-- Extracted information follows --

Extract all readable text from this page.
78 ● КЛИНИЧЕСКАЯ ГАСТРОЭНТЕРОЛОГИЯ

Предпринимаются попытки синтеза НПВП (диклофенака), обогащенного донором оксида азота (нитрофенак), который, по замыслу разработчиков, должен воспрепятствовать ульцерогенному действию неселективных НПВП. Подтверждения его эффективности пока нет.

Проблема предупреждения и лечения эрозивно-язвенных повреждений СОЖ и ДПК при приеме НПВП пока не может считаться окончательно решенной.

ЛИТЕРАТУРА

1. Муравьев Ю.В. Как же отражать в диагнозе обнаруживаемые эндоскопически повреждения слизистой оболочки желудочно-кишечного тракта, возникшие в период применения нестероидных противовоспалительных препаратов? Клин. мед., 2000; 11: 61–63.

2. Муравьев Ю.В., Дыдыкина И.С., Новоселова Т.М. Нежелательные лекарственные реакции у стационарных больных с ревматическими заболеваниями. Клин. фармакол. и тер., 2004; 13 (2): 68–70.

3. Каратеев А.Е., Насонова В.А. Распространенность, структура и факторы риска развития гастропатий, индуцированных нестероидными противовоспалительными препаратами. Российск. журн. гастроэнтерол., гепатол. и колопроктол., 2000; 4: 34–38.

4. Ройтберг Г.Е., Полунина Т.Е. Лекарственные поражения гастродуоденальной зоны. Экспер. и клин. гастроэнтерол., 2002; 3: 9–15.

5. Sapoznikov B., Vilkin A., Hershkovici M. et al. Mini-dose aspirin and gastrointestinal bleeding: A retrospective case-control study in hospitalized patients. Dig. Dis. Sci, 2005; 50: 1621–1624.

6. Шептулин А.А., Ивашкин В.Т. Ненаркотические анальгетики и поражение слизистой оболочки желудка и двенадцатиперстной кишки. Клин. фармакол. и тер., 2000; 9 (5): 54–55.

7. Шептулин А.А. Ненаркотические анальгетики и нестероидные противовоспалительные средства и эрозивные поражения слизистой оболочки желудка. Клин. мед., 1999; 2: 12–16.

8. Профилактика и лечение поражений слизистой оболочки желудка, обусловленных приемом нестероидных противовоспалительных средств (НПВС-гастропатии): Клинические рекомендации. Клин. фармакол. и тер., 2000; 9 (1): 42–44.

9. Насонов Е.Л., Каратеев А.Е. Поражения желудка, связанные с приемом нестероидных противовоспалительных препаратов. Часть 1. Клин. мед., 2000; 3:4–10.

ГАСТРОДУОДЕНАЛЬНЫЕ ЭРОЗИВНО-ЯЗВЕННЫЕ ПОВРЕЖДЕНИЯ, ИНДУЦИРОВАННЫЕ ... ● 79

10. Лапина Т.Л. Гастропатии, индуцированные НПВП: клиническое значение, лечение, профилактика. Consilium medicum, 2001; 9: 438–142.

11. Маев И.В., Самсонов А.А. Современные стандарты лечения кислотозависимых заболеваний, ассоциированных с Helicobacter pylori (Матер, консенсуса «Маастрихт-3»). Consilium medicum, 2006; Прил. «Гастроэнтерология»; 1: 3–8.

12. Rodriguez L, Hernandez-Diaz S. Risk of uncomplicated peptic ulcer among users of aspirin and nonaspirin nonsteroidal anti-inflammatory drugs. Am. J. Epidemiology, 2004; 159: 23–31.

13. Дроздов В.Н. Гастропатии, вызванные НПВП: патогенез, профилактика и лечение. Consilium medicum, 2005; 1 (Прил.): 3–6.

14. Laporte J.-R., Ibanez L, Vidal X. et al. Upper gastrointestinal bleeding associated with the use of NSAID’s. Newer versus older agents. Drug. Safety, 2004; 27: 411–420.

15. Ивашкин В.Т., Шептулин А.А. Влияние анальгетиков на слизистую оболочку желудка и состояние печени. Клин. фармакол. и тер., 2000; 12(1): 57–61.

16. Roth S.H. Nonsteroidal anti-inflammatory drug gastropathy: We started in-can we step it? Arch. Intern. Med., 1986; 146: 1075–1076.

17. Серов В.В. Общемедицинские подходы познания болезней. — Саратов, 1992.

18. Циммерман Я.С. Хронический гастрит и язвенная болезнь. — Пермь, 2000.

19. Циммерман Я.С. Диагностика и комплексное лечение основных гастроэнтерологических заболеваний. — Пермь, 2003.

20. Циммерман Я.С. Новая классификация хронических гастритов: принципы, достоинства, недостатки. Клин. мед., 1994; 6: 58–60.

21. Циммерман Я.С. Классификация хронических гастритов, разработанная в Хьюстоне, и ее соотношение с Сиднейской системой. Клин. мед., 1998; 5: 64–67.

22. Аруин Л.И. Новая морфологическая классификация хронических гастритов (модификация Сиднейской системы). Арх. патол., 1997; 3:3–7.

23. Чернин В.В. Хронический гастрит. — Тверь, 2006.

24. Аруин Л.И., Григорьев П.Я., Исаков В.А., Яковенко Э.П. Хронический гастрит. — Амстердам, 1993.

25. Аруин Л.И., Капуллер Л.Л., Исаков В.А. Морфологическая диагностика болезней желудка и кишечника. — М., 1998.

-- Extracted information concluded --

Exercise details:
Across all the entries, count the lines that contain the string "Пермь", and give that number without anything else.

Exercise answer:
2